┌────────

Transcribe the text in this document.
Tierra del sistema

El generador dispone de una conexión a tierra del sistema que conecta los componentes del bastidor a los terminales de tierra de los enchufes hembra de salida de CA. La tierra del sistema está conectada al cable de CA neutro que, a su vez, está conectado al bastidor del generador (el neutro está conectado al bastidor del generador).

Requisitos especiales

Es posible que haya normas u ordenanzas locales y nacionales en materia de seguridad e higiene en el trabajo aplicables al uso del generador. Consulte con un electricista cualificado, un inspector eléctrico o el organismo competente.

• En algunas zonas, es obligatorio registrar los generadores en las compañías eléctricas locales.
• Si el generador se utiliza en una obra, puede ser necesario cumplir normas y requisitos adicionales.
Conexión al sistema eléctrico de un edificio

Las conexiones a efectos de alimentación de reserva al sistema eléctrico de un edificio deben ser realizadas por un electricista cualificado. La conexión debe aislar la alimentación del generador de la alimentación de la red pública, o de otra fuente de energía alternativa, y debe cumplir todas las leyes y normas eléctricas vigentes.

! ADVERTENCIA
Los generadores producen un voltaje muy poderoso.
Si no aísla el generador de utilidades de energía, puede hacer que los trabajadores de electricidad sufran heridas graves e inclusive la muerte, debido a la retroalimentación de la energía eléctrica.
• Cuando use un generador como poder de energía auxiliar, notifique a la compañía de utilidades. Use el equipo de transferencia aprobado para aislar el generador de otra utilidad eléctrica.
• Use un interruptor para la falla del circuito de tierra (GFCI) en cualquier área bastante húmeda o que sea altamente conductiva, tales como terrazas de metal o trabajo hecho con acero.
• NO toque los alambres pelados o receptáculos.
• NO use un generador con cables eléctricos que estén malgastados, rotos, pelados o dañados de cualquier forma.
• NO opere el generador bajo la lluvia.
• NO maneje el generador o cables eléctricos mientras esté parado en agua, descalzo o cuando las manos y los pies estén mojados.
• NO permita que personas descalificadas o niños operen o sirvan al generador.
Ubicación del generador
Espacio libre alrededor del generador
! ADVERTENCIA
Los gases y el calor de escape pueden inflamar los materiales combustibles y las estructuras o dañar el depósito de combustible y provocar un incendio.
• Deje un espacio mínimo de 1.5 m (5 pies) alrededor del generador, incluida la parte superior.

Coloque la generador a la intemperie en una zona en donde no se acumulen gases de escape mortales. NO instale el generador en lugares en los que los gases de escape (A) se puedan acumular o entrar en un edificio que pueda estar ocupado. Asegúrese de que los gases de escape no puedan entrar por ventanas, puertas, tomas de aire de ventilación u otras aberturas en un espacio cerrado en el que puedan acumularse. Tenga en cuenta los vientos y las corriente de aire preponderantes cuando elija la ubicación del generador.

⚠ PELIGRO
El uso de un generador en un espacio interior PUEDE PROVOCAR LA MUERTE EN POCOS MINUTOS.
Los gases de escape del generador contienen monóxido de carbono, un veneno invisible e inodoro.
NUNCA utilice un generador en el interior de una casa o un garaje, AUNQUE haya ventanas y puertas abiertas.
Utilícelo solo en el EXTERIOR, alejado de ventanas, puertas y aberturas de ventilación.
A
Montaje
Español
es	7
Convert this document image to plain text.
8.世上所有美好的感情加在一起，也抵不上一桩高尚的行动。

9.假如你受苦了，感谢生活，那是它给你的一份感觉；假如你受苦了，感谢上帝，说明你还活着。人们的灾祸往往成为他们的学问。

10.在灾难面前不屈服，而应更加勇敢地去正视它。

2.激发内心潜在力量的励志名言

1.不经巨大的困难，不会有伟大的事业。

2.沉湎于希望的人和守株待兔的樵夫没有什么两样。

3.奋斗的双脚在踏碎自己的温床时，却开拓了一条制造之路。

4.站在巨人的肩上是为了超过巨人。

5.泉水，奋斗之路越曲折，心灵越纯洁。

└────────

# BRIEF:
Everything in the listing above should be restated exactly.

# WRITTEN RESPONSE:
Transcribe the text in this document.
Tierra del sistema

El generador dispone de una conexión a tierra del sistema que conecta los componentes del bastidor a los terminales de tierra de los enchufes hembra de salida de CA. La tierra del sistema está conectada al cable de CA neutro que, a su vez, está conectado al bastidor del generador (el neutro está conectado al bastidor del generador).

Requisitos especiales

Es posible que haya normas u ordenanzas locales y nacionales en materia de seguridad e higiene en el trabajo aplicables al uso del generador. Consulte con un electricista cualificado, un inspector eléctrico o el organismo competente.

• En algunas zonas, es obligatorio registrar los generadores en las compañías eléctricas locales.
• Si el generador se utiliza en una obra, puede ser necesario cumplir normas y requisitos adicionales.
Conexión al sistema eléctrico de un edificio

Las conexiones a efectos de alimentación de reserva al sistema eléctrico de un edificio deben ser realizadas por un electricista cualificado. La conexión debe aislar la alimentación del generador de la alimentación de la red pública, o de otra fuente de energía alternativa, y debe cumplir todas las leyes y normas eléctricas vigentes.

! ADVERTENCIA
Los generadores producen un voltaje muy poderoso.
Si no aísla el generador de utilidades de energía, puede hacer que los trabajadores de electricidad sufran heridas graves e inclusive la muerte, debido a la retroalimentación de la energía eléctrica.
• Cuando use un generador como poder de energía auxiliar, notifique a la compañía de utilidades. Use el equipo de transferencia aprobado para aislar el generador de otra utilidad eléctrica.
• Use un interruptor para la falla del circuito de tierra (GFCI) en cualquier área bastante húmeda o que sea altamente conductiva, tales como terrazas de metal o trabajo hecho con acero.
• NO toque los alambres pelados o receptáculos.
• NO use un generador con cables eléctricos que estén malgastados, rotos, pelados o dañados de cualquier forma.
• NO opere el generador bajo la lluvia.
• NO maneje el generador o cables eléctricos mientras esté parado en agua, descalzo o cuando las manos y los pies estén mojados.
• NO permita que personas descalificadas o niños operen o sirvan al generador.
Ubicación del generador
Espacio libre alrededor del generador
! ADVERTENCIA
Los gases y el calor de escape pueden inflamar los materiales combustibles y las estructuras o dañar el depósito de combustible y provocar un incendio.
• Deje un espacio mínimo de 1.5 m (5 pies) alrededor del generador, incluida la parte superior.

Coloque la generador a la intemperie en una zona en donde no se acumulen gases de escape mortales. NO instale el generador en lugares en los que los gases de escape (A) se puedan acumular o entrar en un edificio que pueda estar ocupado. Asegúrese de que los gases de escape no puedan entrar por ventanas, puertas, tomas de aire de ventilación u otras aberturas en un espacio cerrado en el que puedan acumularse. Tenga en cuenta los vientos y las corriente de aire preponderantes cuando elija la ubicación del generador.

⚠ PELIGRO
El uso de un generador en un espacio interior PUEDE PROVOCAR LA MUERTE EN POCOS MINUTOS.
Los gases de escape del generador contienen monóxido de carbono, un veneno invisible e inodoro.
NUNCA utilice un generador en el interior de una casa o un garaje, AUNQUE haya ventanas y puertas abiertas.
Utilícelo solo en el EXTERIOR, alejado de ventanas, puertas y aberturas de ventilación.
A
Montaje
Español
es	7
Convert this document image to plain text.
8.世上所有美好的感情加在一起，也抵不上一桩高尚的行动。

9.假如你受苦了，感谢生活，那是它给你的一份感觉；假如你受苦了，感谢上帝，说明你还活着。人们的灾祸往往成为他们的学问。

10.在灾难面前不屈服，而应更加勇敢地去正视它。

2.激发内心潜在力量的励志名言

1.不经巨大的困难，不会有伟大的事业。

2.沉湎于希望的人和守株待兔的樵夫没有什么两样。

3.奋斗的双脚在踏碎自己的温床时，却开拓了一条制造之路。

4.站在巨人的肩上是为了超过巨人。

5.泉水，奋斗之路越曲折，心灵越纯洁。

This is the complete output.